▸ TEXT PASSAGE:
* begin *

Friday, October 4, 2024

Benoît Delépine and Gustave Kervern | Saint Amour (Holy Love) / 2016

variations of love

by Douglas Messerli

 

Benoît Delépine and Gustave Kervern (screenwriters and director) Saint Amour (Holy Love) / 2016

 

After posting my essay on their early 2004 film Aaltra, I discovered several of other cinematic works by the duo of filmmakers Gustave Kervern and Benoît Delépine including their truly revelatory and humanly touching film of 2016, Saint Amour. I found this film so openly forgiving of the everyday failures of our species that I could imagine few other comparisons outside of the works of their fellow countrymen, also writing in French, Luc and Jean-Pierre Dardenne. Along with equally compassionate filmmakers such as the French-speaking and Dutch directors Jacques Feyder, Chantal Akerman, Jaco Van Dormael, and Lukas Dont one has to wonder at the fact of this small endlessly war-ridden country’s ability to produce such absolving if rather pessimistic visions of mankind.


      The central figures of Saint Amour are anything but saints and certainly not representatives of lovers, the “hick” peasant farmers Jean (Gérard Depardieu) and his son Bruno (Benoît Poelvoorde) who travel to Paris for the annual agricultural fair with their prize bull and other cows.

      In the past Bruno (Poelvoorde substituting in the usual pairing of Kervern and Delépine) has escaped to Paris for the same event with his uncle (Gustave Kervern) who use the occasion to visit the numerous booths of the various French winemakers to imagine a visit through the various wine-making provinces of France. Consuming glass after glass as they move along the booths, the two seldom have been able to complete their “travels’” through the French “provinces” before they fall drunkenly on the floor or, in this year’s case, join the piglets in a pen which after attempting to capture them, fall into a deep stupor.


      Bruno’s father has accompanied his son this event knowing that Bruno has once again come up against the fact that he is frustrated in his role as a farmer who never has the opportunity to truly walk through the doors of French exhibition halls into the streets of a city notorious filled with the opportunities of love and other forbidden activities.

      As Bruno tearfully and painfully admits to his truly understanding pater, he has become an unattractive farmer hick without any possibility of attracting other women in his vastly delimited life. Alternatively, he imagines himself as becoming what we recognize would perhaps be even more limiting, a life where he might work as a salesman. When you perceive yourself at the bottom of the cultural totem pole, even the standard roles of cultural enslavement sound attractive.

* end *

▸ SET EXERCISE A: Return the passage of the Saint Amour review starting at "In the past" and ending at "into a deep stupor.", copied word for word.
▸ SET EXERCISE B: Retype the lines of the records starting at the line that contains "y-tick-exponent: −5 [60,476,76,492]" and ending at the line that contains "main-y-axis-label: 1 /", keeping both of those lines and reproducing every character as it stands.

▸ DATASET:

* begin *

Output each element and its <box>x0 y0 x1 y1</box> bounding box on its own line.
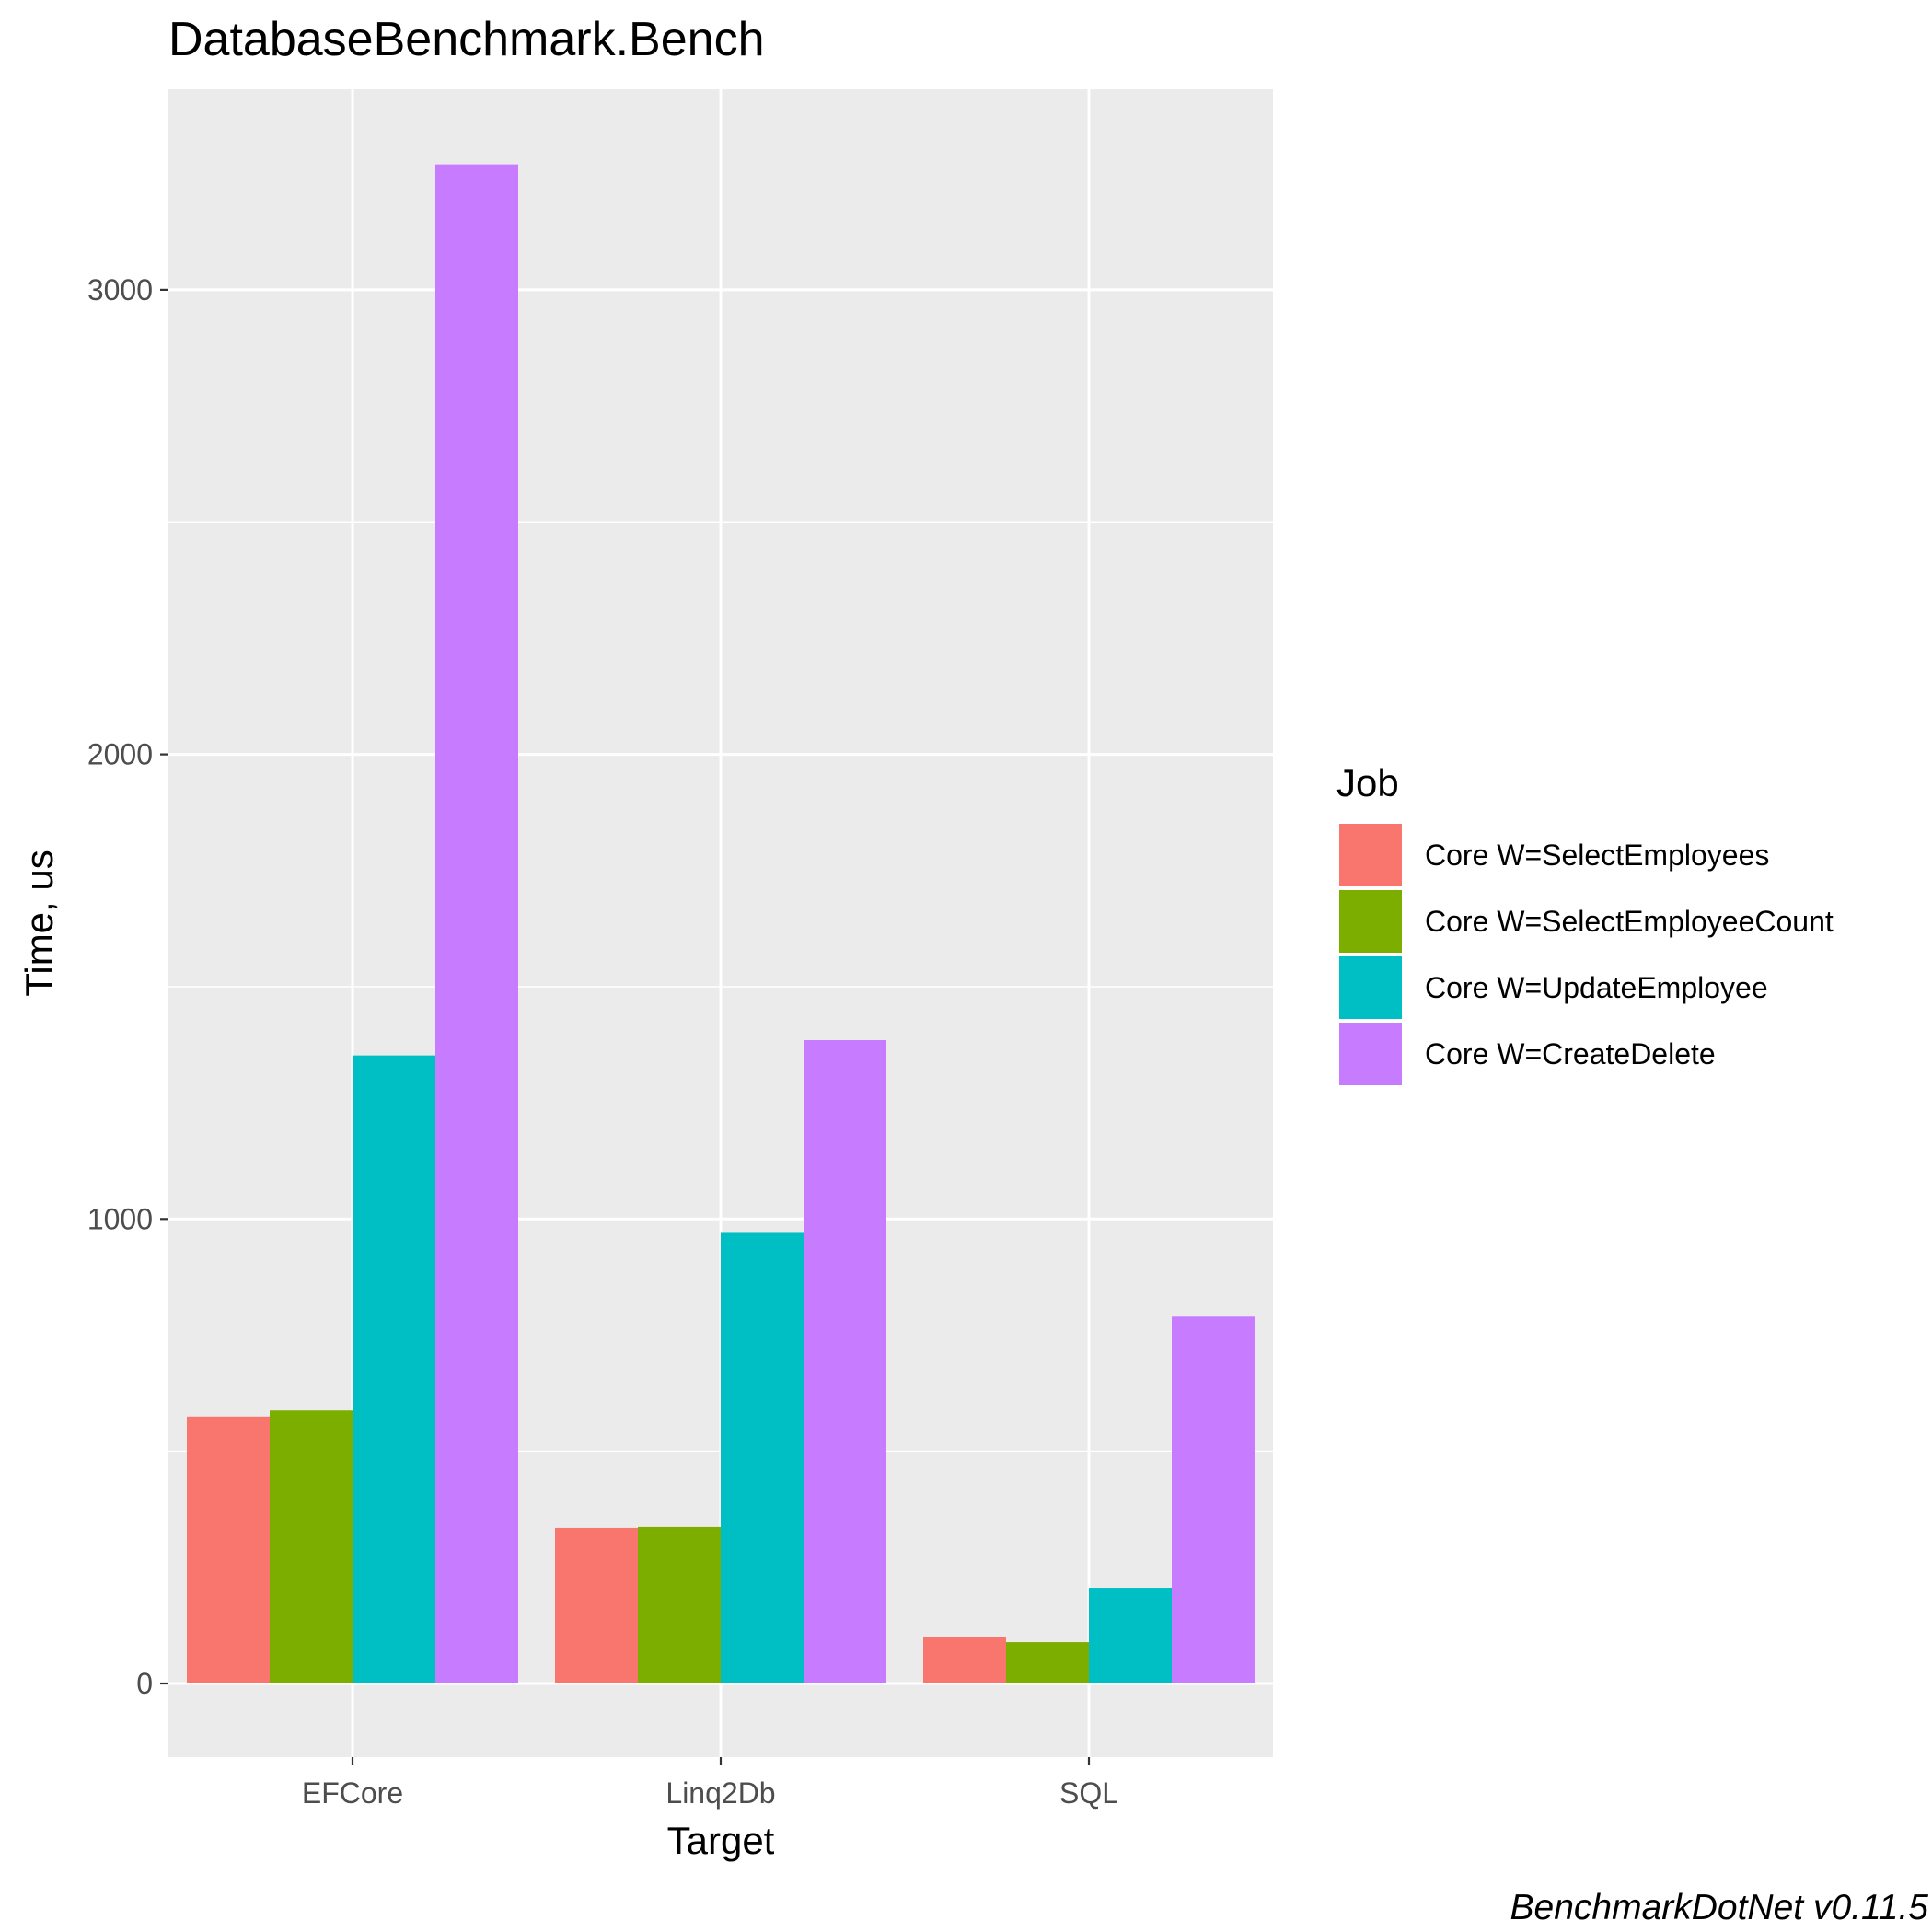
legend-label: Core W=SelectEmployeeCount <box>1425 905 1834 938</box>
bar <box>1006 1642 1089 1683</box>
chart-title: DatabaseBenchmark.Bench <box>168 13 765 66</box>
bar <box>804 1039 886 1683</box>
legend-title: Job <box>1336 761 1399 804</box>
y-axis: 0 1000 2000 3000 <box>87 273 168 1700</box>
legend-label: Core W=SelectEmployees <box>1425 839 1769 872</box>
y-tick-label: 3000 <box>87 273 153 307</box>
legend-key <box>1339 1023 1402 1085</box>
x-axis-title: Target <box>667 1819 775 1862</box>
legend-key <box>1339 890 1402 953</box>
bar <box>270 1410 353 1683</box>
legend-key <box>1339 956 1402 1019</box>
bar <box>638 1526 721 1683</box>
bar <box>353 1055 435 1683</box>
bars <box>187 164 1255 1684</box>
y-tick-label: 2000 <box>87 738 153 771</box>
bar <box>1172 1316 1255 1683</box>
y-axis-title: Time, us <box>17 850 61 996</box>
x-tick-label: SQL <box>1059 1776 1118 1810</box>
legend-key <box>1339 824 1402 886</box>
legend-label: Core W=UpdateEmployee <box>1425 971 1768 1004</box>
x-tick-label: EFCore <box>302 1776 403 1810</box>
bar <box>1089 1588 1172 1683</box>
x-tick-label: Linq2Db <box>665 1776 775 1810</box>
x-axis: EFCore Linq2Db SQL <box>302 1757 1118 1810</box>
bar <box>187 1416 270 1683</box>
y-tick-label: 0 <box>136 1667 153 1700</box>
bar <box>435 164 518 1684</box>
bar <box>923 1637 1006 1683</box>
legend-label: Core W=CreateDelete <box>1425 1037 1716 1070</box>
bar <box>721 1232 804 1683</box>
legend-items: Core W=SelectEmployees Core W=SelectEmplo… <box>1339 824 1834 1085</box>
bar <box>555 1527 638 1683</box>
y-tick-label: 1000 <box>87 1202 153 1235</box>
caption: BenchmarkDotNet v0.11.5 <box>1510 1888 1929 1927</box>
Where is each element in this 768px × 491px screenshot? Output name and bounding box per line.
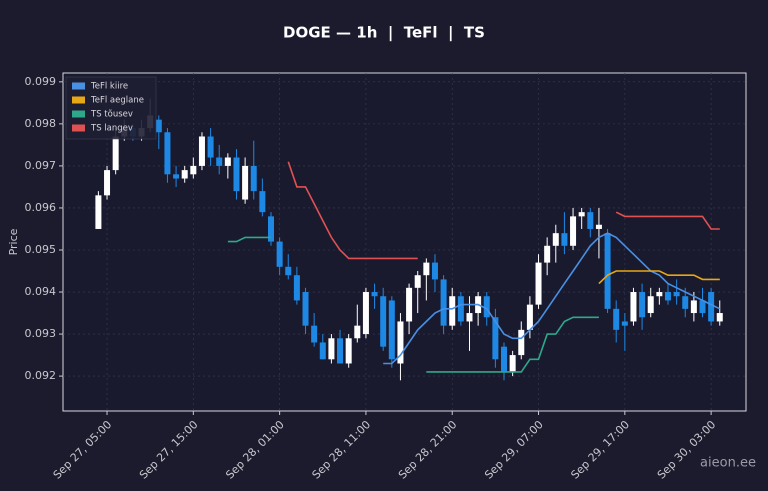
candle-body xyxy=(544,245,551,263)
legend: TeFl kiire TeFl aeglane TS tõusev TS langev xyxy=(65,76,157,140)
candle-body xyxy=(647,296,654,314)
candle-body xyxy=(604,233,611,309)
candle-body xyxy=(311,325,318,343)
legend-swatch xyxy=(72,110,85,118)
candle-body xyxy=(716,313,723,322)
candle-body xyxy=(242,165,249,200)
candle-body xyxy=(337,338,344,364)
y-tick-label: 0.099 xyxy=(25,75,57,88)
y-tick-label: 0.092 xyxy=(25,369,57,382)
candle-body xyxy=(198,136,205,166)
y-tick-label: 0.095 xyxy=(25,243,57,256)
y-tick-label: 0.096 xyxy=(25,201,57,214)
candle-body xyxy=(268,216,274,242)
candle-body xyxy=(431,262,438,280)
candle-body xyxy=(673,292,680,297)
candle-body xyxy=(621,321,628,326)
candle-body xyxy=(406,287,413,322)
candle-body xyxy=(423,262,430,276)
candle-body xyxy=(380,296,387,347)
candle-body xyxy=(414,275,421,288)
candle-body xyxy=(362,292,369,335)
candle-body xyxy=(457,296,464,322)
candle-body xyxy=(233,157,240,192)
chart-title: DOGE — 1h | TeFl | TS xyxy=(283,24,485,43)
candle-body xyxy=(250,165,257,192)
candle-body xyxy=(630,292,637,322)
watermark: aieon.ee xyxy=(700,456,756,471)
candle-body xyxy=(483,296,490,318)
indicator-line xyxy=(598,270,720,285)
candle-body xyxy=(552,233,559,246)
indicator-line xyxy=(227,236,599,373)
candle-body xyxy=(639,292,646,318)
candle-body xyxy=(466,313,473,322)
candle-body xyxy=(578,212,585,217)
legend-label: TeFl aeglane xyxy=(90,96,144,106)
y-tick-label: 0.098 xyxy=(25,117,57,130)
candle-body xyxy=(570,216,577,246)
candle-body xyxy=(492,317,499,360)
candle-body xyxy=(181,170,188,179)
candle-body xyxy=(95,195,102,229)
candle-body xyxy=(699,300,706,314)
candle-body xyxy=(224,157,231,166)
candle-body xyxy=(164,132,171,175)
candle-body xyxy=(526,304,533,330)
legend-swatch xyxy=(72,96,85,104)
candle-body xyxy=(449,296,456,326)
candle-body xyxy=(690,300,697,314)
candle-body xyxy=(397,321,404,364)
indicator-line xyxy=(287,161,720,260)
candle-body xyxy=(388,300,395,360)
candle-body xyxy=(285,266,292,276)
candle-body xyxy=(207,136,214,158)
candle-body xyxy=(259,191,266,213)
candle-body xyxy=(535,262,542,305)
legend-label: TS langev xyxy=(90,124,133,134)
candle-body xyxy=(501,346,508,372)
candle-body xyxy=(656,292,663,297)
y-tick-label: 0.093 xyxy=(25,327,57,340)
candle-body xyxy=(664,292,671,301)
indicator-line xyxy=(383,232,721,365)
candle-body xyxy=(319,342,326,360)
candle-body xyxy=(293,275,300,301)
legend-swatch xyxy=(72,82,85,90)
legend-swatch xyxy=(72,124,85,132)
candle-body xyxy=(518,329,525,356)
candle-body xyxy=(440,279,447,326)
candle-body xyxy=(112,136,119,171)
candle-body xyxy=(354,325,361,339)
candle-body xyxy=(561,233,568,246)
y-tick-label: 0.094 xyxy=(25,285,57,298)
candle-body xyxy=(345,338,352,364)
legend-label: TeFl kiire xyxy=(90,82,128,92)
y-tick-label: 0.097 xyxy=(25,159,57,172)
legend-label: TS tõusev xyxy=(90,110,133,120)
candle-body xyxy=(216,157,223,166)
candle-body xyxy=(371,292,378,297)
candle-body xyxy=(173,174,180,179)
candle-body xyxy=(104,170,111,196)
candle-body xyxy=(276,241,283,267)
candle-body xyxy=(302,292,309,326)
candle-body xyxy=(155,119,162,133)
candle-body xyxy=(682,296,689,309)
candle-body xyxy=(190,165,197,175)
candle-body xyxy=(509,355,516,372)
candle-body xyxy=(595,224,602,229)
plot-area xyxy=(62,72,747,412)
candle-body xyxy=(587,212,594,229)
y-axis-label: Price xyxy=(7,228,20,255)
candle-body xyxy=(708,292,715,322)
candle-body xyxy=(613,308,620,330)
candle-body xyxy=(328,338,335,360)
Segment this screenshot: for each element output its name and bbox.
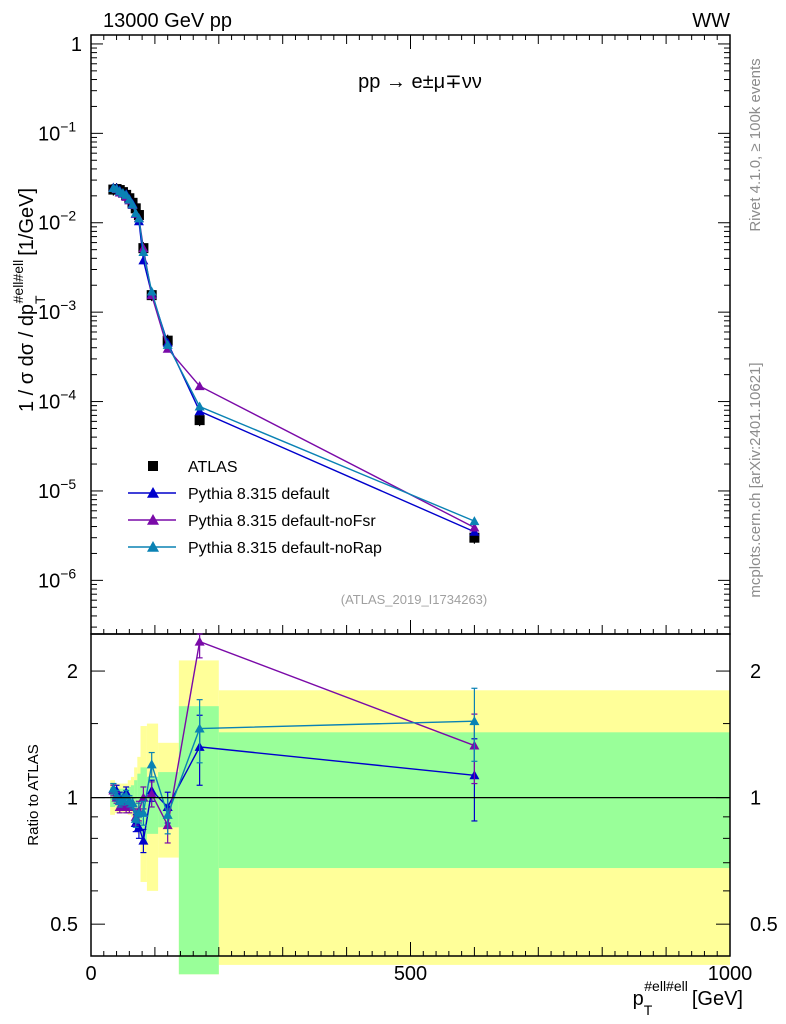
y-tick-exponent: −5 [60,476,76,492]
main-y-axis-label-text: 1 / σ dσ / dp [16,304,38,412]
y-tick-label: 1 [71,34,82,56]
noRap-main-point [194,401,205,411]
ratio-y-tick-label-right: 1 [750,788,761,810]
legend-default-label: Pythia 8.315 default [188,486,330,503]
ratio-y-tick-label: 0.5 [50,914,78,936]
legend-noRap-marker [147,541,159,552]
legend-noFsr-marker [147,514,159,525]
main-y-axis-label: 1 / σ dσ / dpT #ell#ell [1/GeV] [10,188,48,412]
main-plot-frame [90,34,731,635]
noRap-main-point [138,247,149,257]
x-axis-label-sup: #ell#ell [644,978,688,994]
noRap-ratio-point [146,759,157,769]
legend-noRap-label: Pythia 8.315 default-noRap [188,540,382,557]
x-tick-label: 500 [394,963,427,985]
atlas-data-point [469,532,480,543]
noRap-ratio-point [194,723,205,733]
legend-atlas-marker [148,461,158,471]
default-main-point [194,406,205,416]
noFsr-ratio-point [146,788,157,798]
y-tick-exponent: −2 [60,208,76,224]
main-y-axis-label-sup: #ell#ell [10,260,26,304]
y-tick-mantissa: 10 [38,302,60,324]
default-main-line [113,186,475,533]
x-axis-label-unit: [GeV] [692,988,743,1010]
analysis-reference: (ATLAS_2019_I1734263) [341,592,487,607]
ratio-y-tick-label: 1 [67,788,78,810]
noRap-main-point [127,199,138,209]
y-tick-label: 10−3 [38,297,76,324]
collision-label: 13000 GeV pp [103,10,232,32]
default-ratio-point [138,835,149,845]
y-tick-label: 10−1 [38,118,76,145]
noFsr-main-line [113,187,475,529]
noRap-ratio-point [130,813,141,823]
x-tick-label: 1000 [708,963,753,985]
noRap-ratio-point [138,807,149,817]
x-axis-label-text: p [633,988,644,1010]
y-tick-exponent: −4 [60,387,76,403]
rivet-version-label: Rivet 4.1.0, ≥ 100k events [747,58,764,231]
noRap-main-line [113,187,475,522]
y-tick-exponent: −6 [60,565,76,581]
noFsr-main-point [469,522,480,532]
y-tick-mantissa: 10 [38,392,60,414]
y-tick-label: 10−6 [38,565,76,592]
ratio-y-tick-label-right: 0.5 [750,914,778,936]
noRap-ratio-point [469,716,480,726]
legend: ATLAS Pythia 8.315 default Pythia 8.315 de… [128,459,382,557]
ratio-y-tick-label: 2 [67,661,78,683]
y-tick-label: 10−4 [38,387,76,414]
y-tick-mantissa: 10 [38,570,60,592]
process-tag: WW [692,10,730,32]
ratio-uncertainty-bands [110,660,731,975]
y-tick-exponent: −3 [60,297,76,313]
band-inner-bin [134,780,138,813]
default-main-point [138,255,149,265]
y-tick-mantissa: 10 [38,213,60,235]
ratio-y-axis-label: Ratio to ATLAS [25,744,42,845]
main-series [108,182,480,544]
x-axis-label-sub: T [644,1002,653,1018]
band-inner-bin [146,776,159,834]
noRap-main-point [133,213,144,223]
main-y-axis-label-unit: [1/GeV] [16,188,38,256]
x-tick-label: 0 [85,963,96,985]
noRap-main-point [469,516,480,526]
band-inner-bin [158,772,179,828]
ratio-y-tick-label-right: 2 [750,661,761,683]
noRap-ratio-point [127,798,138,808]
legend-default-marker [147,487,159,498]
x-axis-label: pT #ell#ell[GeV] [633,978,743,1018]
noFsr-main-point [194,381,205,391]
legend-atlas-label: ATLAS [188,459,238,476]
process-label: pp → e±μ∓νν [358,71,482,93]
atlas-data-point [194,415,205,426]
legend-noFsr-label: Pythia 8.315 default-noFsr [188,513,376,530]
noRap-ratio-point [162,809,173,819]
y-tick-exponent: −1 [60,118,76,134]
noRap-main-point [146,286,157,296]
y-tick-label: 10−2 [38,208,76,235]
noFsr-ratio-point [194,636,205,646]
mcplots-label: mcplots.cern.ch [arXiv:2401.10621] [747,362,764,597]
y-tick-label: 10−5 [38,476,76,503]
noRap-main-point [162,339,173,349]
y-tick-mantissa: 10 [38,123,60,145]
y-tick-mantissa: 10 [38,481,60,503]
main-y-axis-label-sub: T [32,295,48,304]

* end *

▸ WRITTEN REPLY A:
In the past Bruno (Poelvoorde substituting in the usual pairing of Kervern and Delépine) has escaped to Paris for the same event with his uncle (Gustave Kervern) who use the occasion to visit the numerous booths of the various French winemakers to imagine a visit through the various wine-making provinces of France. Consuming glass after glass as they move along the booths, the two seldom have been able to complete their “travels’” through the French “provinces” before they fall drunkenly on the floor or, in this year’s case, join the piglets in a pen which after attempting to capture them, fall into a deep stupor.

▸ WRITTEN REPLY B:
y-tick-exponent: −5 [60,476,76,492]
main-y-axis-label-text: 1 / σ dσ / dp [16,304,38,412]
y-tick-label: 1 [71,34,82,56]
noRap-main-point [194,401,205,411]
ratio-y-tick-label-right: 1 [750,788,761,810]
legend-default-label: Pythia 8.315 default [188,486,330,503]
ratio-y-tick-label: 0.5 [50,914,78,936]
legend-noRap-marker [147,541,159,552]
legend-noFsr-marker [147,514,159,525]
main-y-axis-label: 1 / σ dσ / dpT #ell#ell [1/GeV] [10,188,48,412]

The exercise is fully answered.